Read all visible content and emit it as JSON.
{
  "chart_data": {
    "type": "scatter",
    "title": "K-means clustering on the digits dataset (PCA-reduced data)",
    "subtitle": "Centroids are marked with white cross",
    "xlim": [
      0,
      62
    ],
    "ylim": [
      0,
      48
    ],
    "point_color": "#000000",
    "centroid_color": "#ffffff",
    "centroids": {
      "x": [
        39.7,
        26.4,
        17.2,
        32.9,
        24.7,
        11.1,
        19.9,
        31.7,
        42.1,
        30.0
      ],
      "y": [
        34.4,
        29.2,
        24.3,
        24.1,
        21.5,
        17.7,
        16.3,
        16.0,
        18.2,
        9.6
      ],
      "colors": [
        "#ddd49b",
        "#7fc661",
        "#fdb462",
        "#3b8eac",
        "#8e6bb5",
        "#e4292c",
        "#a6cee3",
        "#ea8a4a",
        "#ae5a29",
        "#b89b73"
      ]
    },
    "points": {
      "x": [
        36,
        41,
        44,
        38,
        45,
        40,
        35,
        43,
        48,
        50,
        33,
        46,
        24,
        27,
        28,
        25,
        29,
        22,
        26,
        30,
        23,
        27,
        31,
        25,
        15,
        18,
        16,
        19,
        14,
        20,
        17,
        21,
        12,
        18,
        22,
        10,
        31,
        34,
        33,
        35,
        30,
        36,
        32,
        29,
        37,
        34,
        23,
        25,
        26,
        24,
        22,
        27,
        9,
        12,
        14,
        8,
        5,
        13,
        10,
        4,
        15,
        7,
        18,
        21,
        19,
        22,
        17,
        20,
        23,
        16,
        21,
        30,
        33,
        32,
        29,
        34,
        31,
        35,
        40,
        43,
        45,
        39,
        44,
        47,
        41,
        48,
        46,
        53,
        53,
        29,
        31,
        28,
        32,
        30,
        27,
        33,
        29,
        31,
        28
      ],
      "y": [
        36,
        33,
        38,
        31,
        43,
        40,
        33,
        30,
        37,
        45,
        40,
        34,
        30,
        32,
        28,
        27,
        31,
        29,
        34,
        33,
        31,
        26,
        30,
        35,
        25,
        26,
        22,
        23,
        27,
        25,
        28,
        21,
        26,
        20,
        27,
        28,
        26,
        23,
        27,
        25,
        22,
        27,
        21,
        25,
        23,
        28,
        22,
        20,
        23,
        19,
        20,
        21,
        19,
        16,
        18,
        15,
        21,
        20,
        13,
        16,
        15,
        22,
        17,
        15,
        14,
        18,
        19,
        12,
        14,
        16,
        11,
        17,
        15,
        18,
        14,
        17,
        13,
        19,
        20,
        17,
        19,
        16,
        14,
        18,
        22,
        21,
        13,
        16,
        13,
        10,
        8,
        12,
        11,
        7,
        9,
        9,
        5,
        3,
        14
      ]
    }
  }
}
====
The records above should all be quoted exactly, please.

Read all visible content and emit it as JSON.
{
  "chart_data": {
    "type": "scatter",
    "title": "K-means clustering on the digits dataset (PCA-reduced data)",
    "subtitle": "Centroids are marked with white cross",
    "xlim": [
      0,
      62
    ],
    "ylim": [
      0,
      48
    ],
    "point_color": "#000000",
    "centroid_color": "#ffffff",
    "centroids": {
      "x": [
        39.7,
        26.4,
        17.2,
        32.9,
        24.7,
        11.1,
        19.9,
        31.7,
        42.1,
        30.0
      ],
      "y": [
        34.4,
        29.2,
        24.3,
        24.1,
        21.5,
        17.7,
        16.3,
        16.0,
        18.2,
        9.6
      ],
      "colors": [
        "#ddd49b",
        "#7fc661",
        "#fdb462",
        "#3b8eac",
        "#8e6bb5",
        "#e4292c",
        "#a6cee3",
        "#ea8a4a",
        "#ae5a29",
        "#b89b73"
      ]
    },
    "points": {
      "x": [
        36,
        41,
        44,
        38,
        45,
        40,
        35,
        43,
        48,
        50,
        33,
        46,
        24,
        27,
        28,
        25,
        29,
        22,
        26,
        30,
        23,
        27,
        31,
        25,
        15,
        18,
        16,
        19,
        14,
        20,
        17,
        21,
        12,
        18,
        22,
        10,
        31,
        34,
        33,
        35,
        30,
        36,
        32,
        29,
        37,
        34,
        23,
        25,
        26,
        24,
        22,
        27,
        9,
        12,
        14,
        8,
        5,
        13,
        10,
        4,
        15,
        7,
        18,
        21,
        19,
        22,
        17,
        20,
        23,
        16,
        21,
        30,
        33,
        32,
        29,
        34,
        31,
        35,
        40,
        43,
        45,
        39,
        44,
        47,
        41,
        48,
        46,
        53,
        53,
        29,
        31,
        28,
        32,
        30,
        27,
        33,
        29,
        31,
        28
      ],
      "y": [
        36,
        33,
        38,
        31,
        43,
        40,
        33,
        30,
        37,
        45,
        40,
        34,
        30,
        32,
        28,
        27,
        31,
        29,
        34,
        33,
        31,
        26,
        30,
        35,
        25,
        26,
        22,
        23,
        27,
        25,
        28,
        21,
        26,
        20,
        27,
        28,
        26,
        23,
        27,
        25,
        22,
        27,
        21,
        25,
        23,
        28,
        22,
        20,
        23,
        19,
        20,
        21,
        19,
        16,
        18,
        15,
        21,
        20,
        13,
        16,
        15,
        22,
        17,
        15,
        14,
        18,
        19,
        12,
        14,
        16,
        11,
        17,
        15,
        18,
        14,
        17,
        13,
        19,
        20,
        17,
        19,
        16,
        14,
        18,
        22,
        21,
        13,
        16,
        13,
        10,
        8,
        12,
        11,
        7,
        9,
        9,
        5,
        3,
        14
      ]
    }
  }
}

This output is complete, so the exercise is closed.